Directions: Any pictures in the records below should be skipped; write out everything else exactly.

>>>

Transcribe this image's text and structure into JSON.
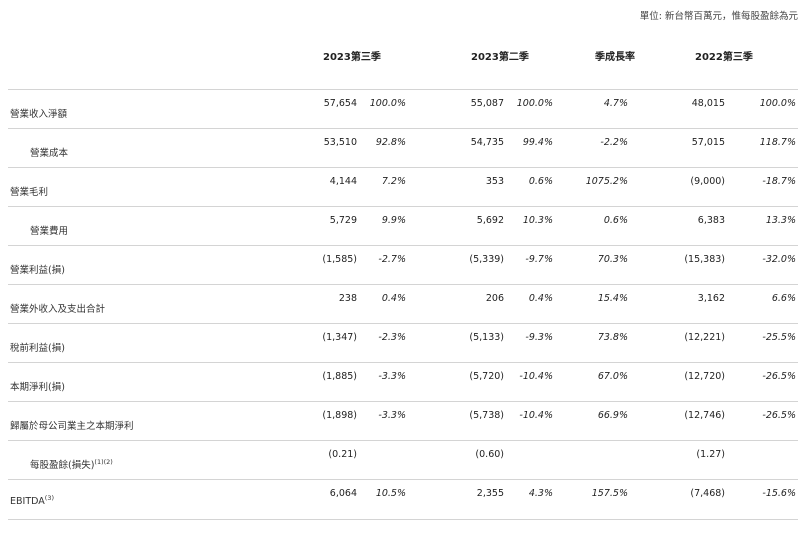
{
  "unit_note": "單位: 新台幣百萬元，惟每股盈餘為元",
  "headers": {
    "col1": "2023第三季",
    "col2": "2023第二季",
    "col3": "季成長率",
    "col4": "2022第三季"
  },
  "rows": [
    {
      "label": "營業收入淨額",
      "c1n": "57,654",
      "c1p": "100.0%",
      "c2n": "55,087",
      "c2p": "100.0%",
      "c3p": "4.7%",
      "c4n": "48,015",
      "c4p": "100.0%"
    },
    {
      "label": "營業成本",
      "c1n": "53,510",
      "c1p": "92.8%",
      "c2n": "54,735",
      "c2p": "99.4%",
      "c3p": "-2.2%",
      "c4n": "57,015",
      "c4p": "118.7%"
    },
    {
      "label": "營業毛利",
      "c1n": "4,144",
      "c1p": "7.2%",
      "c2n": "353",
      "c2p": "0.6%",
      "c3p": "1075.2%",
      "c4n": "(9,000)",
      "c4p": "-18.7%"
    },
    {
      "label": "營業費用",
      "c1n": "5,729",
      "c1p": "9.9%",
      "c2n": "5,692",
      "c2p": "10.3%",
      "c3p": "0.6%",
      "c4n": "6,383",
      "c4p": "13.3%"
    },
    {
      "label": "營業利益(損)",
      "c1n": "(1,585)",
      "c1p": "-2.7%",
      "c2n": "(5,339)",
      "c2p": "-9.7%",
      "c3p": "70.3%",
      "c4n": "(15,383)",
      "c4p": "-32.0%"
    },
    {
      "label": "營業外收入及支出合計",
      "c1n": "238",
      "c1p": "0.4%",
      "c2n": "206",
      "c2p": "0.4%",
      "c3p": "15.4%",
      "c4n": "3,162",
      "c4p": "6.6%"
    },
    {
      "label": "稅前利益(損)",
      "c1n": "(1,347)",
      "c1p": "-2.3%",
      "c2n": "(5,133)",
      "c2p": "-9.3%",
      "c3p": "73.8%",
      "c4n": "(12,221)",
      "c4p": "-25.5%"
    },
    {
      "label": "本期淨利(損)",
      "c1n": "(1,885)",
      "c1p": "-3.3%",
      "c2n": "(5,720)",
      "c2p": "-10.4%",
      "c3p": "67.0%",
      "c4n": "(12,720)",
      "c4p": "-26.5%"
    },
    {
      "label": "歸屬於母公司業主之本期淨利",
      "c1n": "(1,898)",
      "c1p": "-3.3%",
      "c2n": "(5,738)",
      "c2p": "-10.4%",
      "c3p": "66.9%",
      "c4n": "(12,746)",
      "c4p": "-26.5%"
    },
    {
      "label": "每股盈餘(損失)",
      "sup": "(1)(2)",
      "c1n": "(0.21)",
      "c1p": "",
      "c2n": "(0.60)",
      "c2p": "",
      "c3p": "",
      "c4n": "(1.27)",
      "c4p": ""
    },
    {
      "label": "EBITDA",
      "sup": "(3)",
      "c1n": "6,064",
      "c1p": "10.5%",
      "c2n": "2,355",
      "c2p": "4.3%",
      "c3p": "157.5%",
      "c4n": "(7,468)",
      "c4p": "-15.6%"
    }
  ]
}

<<<

Reply:
Transcribe this image's text and structure into JSON.
{
  "unit_note": "單位: 新台幣百萬元，惟每股盈餘為元",
  "headers": {
    "col1": "2023第三季",
    "col2": "2023第二季",
    "col3": "季成長率",
    "col4": "2022第三季"
  },
  "rows": [
    {
      "label": "營業收入淨額",
      "c1n": "57,654",
      "c1p": "100.0%",
      "c2n": "55,087",
      "c2p": "100.0%",
      "c3p": "4.7%",
      "c4n": "48,015",
      "c4p": "100.0%"
    },
    {
      "label": "營業成本",
      "c1n": "53,510",
      "c1p": "92.8%",
      "c2n": "54,735",
      "c2p": "99.4%",
      "c3p": "-2.2%",
      "c4n": "57,015",
      "c4p": "118.7%"
    },
    {
      "label": "營業毛利",
      "c1n": "4,144",
      "c1p": "7.2%",
      "c2n": "353",
      "c2p": "0.6%",
      "c3p": "1075.2%",
      "c4n": "(9,000)",
      "c4p": "-18.7%"
    },
    {
      "label": "營業費用",
      "c1n": "5,729",
      "c1p": "9.9%",
      "c2n": "5,692",
      "c2p": "10.3%",
      "c3p": "0.6%",
      "c4n": "6,383",
      "c4p": "13.3%"
    },
    {
      "label": "營業利益(損)",
      "c1n": "(1,585)",
      "c1p": "-2.7%",
      "c2n": "(5,339)",
      "c2p": "-9.7%",
      "c3p": "70.3%",
      "c4n": "(15,383)",
      "c4p": "-32.0%"
    },
    {
      "label": "營業外收入及支出合計",
      "c1n": "238",
      "c1p": "0.4%",
      "c2n": "206",
      "c2p": "0.4%",
      "c3p": "15.4%",
      "c4n": "3,162",
      "c4p": "6.6%"
    },
    {
      "label": "稅前利益(損)",
      "c1n": "(1,347)",
      "c1p": "-2.3%",
      "c2n": "(5,133)",
      "c2p": "-9.3%",
      "c3p": "73.8%",
      "c4n": "(12,221)",
      "c4p": "-25.5%"
    },
    {
      "label": "本期淨利(損)",
      "c1n": "(1,885)",
      "c1p": "-3.3%",
      "c2n": "(5,720)",
      "c2p": "-10.4%",
      "c3p": "67.0%",
      "c4n": "(12,720)",
      "c4p": "-26.5%"
    },
    {
      "label": "歸屬於母公司業主之本期淨利",
      "c1n": "(1,898)",
      "c1p": "-3.3%",
      "c2n": "(5,738)",
      "c2p": "-10.4%",
      "c3p": "66.9%",
      "c4n": "(12,746)",
      "c4p": "-26.5%"
    },
    {
      "label": "每股盈餘(損失)",
      "sup": "(1)(2)",
      "c1n": "(0.21)",
      "c1p": "",
      "c2n": "(0.60)",
      "c2p": "",
      "c3p": "",
      "c4n": "(1.27)",
      "c4p": ""
    },
    {
      "label": "EBITDA",
      "sup": "(3)",
      "c1n": "6,064",
      "c1p": "10.5%",
      "c2n": "2,355",
      "c2p": "4.3%",
      "c3p": "157.5%",
      "c4n": "(7,468)",
      "c4p": "-15.6%"
    }
  ]
}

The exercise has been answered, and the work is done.